[Some records]
=-=-=-=-=

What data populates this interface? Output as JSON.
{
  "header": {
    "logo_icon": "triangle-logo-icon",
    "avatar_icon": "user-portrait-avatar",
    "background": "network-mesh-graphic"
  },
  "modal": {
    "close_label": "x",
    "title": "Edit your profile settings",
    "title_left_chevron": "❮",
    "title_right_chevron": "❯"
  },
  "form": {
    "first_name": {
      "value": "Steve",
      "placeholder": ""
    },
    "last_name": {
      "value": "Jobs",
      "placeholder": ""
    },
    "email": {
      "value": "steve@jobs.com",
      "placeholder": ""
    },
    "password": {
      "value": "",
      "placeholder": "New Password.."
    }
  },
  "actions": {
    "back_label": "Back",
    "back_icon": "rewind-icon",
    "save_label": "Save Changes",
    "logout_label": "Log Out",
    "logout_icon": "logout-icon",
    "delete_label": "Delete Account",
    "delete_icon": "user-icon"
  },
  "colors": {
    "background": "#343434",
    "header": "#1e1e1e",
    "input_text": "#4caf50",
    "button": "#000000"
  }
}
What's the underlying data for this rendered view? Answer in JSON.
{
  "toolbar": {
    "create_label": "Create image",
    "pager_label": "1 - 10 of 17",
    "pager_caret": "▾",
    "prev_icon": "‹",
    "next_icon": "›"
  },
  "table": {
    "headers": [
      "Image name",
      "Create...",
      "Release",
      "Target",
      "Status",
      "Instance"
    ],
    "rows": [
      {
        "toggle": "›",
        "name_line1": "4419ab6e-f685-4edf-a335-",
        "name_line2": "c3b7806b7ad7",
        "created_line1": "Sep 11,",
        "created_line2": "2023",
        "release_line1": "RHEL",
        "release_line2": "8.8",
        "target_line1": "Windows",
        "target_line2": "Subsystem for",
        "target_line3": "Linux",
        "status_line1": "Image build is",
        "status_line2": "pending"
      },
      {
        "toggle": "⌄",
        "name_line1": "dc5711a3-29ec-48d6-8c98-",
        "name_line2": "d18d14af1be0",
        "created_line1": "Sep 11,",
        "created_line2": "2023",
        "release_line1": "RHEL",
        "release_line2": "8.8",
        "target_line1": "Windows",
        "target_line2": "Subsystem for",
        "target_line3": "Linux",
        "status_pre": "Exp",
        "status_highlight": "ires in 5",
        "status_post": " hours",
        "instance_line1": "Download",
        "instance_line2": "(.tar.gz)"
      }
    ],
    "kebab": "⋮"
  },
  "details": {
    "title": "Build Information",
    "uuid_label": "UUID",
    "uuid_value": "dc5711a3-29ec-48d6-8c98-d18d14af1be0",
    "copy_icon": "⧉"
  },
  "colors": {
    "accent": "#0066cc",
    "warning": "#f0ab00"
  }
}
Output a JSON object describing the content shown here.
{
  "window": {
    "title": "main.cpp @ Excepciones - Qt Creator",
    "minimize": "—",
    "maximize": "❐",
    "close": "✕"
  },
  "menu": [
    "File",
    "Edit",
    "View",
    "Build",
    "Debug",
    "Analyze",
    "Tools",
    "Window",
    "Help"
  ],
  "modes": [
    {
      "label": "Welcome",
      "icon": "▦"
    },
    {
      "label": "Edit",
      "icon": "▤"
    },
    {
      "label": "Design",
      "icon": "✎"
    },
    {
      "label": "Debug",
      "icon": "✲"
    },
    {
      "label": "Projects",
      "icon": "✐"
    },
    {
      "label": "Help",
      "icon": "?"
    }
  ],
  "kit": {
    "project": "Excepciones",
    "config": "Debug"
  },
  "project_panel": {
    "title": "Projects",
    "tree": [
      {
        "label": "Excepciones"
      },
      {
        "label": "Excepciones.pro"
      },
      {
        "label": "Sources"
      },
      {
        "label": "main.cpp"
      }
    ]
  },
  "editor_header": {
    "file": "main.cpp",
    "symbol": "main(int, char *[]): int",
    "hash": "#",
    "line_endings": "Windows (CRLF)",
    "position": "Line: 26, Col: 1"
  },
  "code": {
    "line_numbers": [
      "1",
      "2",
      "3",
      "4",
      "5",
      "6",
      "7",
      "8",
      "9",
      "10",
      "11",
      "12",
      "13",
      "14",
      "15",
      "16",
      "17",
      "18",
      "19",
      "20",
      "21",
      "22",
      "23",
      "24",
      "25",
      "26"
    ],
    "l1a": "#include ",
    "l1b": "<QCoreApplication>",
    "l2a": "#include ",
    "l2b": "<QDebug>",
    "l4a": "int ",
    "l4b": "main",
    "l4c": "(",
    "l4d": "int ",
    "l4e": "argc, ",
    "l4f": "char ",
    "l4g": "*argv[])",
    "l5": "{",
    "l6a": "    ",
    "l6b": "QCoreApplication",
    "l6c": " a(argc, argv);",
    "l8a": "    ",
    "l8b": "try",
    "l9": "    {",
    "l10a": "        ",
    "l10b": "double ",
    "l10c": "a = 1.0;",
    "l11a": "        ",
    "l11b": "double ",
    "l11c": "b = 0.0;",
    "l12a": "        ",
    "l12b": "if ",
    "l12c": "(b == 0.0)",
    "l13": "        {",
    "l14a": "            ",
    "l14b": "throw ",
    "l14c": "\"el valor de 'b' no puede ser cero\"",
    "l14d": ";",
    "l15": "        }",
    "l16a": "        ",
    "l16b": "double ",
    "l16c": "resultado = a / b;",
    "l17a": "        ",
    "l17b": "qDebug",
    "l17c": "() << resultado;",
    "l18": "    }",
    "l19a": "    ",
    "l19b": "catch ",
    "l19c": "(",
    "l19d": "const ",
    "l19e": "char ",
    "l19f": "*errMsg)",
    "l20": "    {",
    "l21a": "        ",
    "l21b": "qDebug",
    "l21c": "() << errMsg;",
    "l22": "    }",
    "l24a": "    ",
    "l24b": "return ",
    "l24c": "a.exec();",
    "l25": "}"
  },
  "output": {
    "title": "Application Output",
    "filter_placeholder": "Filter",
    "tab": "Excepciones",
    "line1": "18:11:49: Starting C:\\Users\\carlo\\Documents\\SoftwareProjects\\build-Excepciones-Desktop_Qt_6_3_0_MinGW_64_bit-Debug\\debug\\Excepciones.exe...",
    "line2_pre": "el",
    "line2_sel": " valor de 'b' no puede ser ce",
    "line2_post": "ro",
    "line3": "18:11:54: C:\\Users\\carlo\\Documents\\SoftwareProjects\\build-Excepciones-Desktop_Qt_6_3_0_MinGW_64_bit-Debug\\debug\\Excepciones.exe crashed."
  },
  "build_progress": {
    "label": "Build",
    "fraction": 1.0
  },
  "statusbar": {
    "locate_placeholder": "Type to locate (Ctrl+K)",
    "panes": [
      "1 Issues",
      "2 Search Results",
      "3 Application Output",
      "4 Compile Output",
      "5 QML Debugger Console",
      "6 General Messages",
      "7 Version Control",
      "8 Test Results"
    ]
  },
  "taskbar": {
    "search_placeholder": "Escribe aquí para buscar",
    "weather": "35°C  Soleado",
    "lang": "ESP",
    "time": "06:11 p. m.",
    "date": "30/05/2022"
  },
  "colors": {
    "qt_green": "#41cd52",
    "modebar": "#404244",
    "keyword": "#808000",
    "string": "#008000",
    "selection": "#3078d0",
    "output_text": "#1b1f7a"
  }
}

=-=-=-=-=

YOUR OBJECTIVE:
From the records above, extract every entry verbatim.

TASK ANSWER:
What data populates this interface? Output as JSON.
{
  "header": {
    "logo_icon": "triangle-logo-icon",
    "avatar_icon": "user-portrait-avatar",
    "background": "network-mesh-graphic"
  },
  "modal": {
    "close_label": "x",
    "title": "Edit your profile settings",
    "title_left_chevron": "❮",
    "title_right_chevron": "❯"
  },
  "form": {
    "first_name": {
      "value": "Steve",
      "placeholder": ""
    },
    "last_name": {
      "value": "Jobs",
      "placeholder": ""
    },
    "email": {
      "value": "steve@jobs.com",
      "placeholder": ""
    },
    "password": {
      "value": "",
      "placeholder": "New Password.."
    }
  },
  "actions": {
    "back_label": "Back",
    "back_icon": "rewind-icon",
    "save_label": "Save Changes",
    "logout_label": "Log Out",
    "logout_icon": "logout-icon",
    "delete_label": "Delete Account",
    "delete_icon": "user-icon"
  },
  "colors": {
    "background": "#343434",
    "header": "#1e1e1e",
    "input_text": "#4caf50",
    "button": "#000000"
  }
}
What's the underlying data for this rendered view? Answer in JSON.
{
  "toolbar": {
    "create_label": "Create image",
    "pager_label": "1 - 10 of 17",
    "pager_caret": "▾",
    "prev_icon": "‹",
    "next_icon": "›"
  },
  "table": {
    "headers": [
      "Image name",
      "Create...",
      "Release",
      "Target",
      "Status",
      "Instance"
    ],
    "rows": [
      {
        "toggle": "›",
        "name_line1": "4419ab6e-f685-4edf-a335-",
        "name_line2": "c3b7806b7ad7",
        "created_line1": "Sep 11,",
        "created_line2": "2023",
        "release_line1": "RHEL",
        "release_line2": "8.8",
        "target_line1": "Windows",
        "target_line2": "Subsystem for",
        "target_line3": "Linux",
        "status_line1": "Image build is",
        "status_line2": "pending"
      },
      {
        "toggle": "⌄",
        "name_line1": "dc5711a3-29ec-48d6-8c98-",
        "name_line2": "d18d14af1be0",
        "created_line1": "Sep 11,",
        "created_line2": "2023",
        "release_line1": "RHEL",
        "release_line2": "8.8",
        "target_line1": "Windows",
        "target_line2": "Subsystem for",
        "target_line3": "Linux",
        "status_pre": "Exp",
        "status_highlight": "ires in 5",
        "status_post": " hours",
        "instance_line1": "Download",
        "instance_line2": "(.tar.gz)"
      }
    ],
    "kebab": "⋮"
  },
  "details": {
    "title": "Build Information",
    "uuid_label": "UUID",
    "uuid_value": "dc5711a3-29ec-48d6-8c98-d18d14af1be0",
    "copy_icon": "⧉"
  },
  "colors": {
    "accent": "#0066cc",
    "warning": "#f0ab00"
  }
}
Output a JSON object describing the content shown here.
{
  "window": {
    "title": "main.cpp @ Excepciones - Qt Creator",
    "minimize": "—",
    "maximize": "❐",
    "close": "✕"
  },
  "menu": [
    "File",
    "Edit",
    "View",
    "Build",
    "Debug",
    "Analyze",
    "Tools",
    "Window",
    "Help"
  ],
  "modes": [
    {
      "label": "Welcome",
      "icon": "▦"
    },
    {
      "label": "Edit",
      "icon": "▤"
    },
    {
      "label": "Design",
      "icon": "✎"
    },
    {
      "label": "Debug",
      "icon": "✲"
    },
    {
      "label": "Projects",
      "icon": "✐"
    },
    {
      "label": "Help",
      "icon": "?"
    }
  ],
  "kit": {
    "project": "Excepciones",
    "config": "Debug"
  },
  "project_panel": {
    "title": "Projects",
    "tree": [
      {
        "label": "Excepciones"
      },
      {
        "label": "Excepciones.pro"
      },
      {
        "label": "Sources"
      },
      {
        "label": "main.cpp"
      }
    ]
  },
  "editor_header": {
    "file": "main.cpp",
    "symbol": "main(int, char *[]): int",
    "hash": "#",
    "line_endings": "Windows (CRLF)",
    "position": "Line: 26, Col: 1"
  },
  "code": {
    "line_numbers": [
      "1",
      "2",
      "3",
      "4",
      "5",
      "6",
      "7",
      "8",
      "9",
      "10",
      "11",
      "12",
      "13",
      "14",
      "15",
      "16",
      "17",
      "18",
      "19",
      "20",
      "21",
      "22",
      "23",
      "24",
      "25",
      "26"
    ],
    "l1a": "#include ",
    "l1b": "<QCoreApplication>",
    "l2a": "#include ",
    "l2b": "<QDebug>",
    "l4a": "int ",
    "l4b": "main",
    "l4c": "(",
    "l4d": "int ",
    "l4e": "argc, ",
    "l4f": "char ",
    "l4g": "*argv[])",
    "l5": "{",
    "l6a": "    ",
    "l6b": "QCoreApplication",
    "l6c": " a(argc, argv);",
    "l8a": "    ",
    "l8b": "try",
    "l9": "    {",
    "l10a": "        ",
    "l10b": "double ",
    "l10c": "a = 1.0;",
    "l11a": "        ",
    "l11b": "double ",
    "l11c": "b = 0.0;",
    "l12a": "        ",
    "l12b": "if ",
    "l12c": "(b == 0.0)",
    "l13": "        {",
    "l14a": "            ",
    "l14b": "throw ",
    "l14c": "\"el valor de 'b' no puede ser cero\"",
    "l14d": ";",
    "l15": "        }",
    "l16a": "        ",
    "l16b": "double ",
    "l16c": "resultado = a / b;",
    "l17a": "        ",
    "l17b": "qDebug",
    "l17c": "() << resultado;",
    "l18": "    }",
    "l19a": "    ",
    "l19b": "catch ",
    "l19c": "(",
    "l19d": "const ",
    "l19e": "char ",
    "l19f": "*errMsg)",
    "l20": "    {",
    "l21a": "        ",
    "l21b": "qDebug",
    "l21c": "() << errMsg;",
    "l22": "    }",
    "l24a": "    ",
    "l24b": "return ",
    "l24c": "a.exec();",
    "l25": "}"
  },
  "output": {
    "title": "Application Output",
    "filter_placeholder": "Filter",
    "tab": "Excepciones",
    "line1": "18:11:49: Starting C:\\Users\\carlo\\Documents\\SoftwareProjects\\build-Excepciones-Desktop_Qt_6_3_0_MinGW_64_bit-Debug\\debug\\Excepciones.exe...",
    "line2_pre": "el",
    "line2_sel": " valor de 'b' no puede ser ce",
    "line2_post": "ro",
    "line3": "18:11:54: C:\\Users\\carlo\\Documents\\SoftwareProjects\\build-Excepciones-Desktop_Qt_6_3_0_MinGW_64_bit-Debug\\debug\\Excepciones.exe crashed."
  },
  "build_progress": {
    "label": "Build",
    "fraction": 1.0
  },
  "statusbar": {
    "locate_placeholder": "Type to locate (Ctrl+K)",
    "panes": [
      "1 Issues",
      "2 Search Results",
      "3 Application Output",
      "4 Compile Output",
      "5 QML Debugger Console",
      "6 General Messages",
      "7 Version Control",
      "8 Test Results"
    ]
  },
  "taskbar": {
    "search_placeholder": "Escribe aquí para buscar",
    "weather": "35°C  Soleado",
    "lang": "ESP",
    "time": "06:11 p. m.",
    "date": "30/05/2022"
  },
  "colors": {
    "qt_green": "#41cd52",
    "modebar": "#404244",
    "keyword": "#808000",
    "string": "#008000",
    "selection": "#3078d0",
    "output_text": "#1b1f7a"
  }
}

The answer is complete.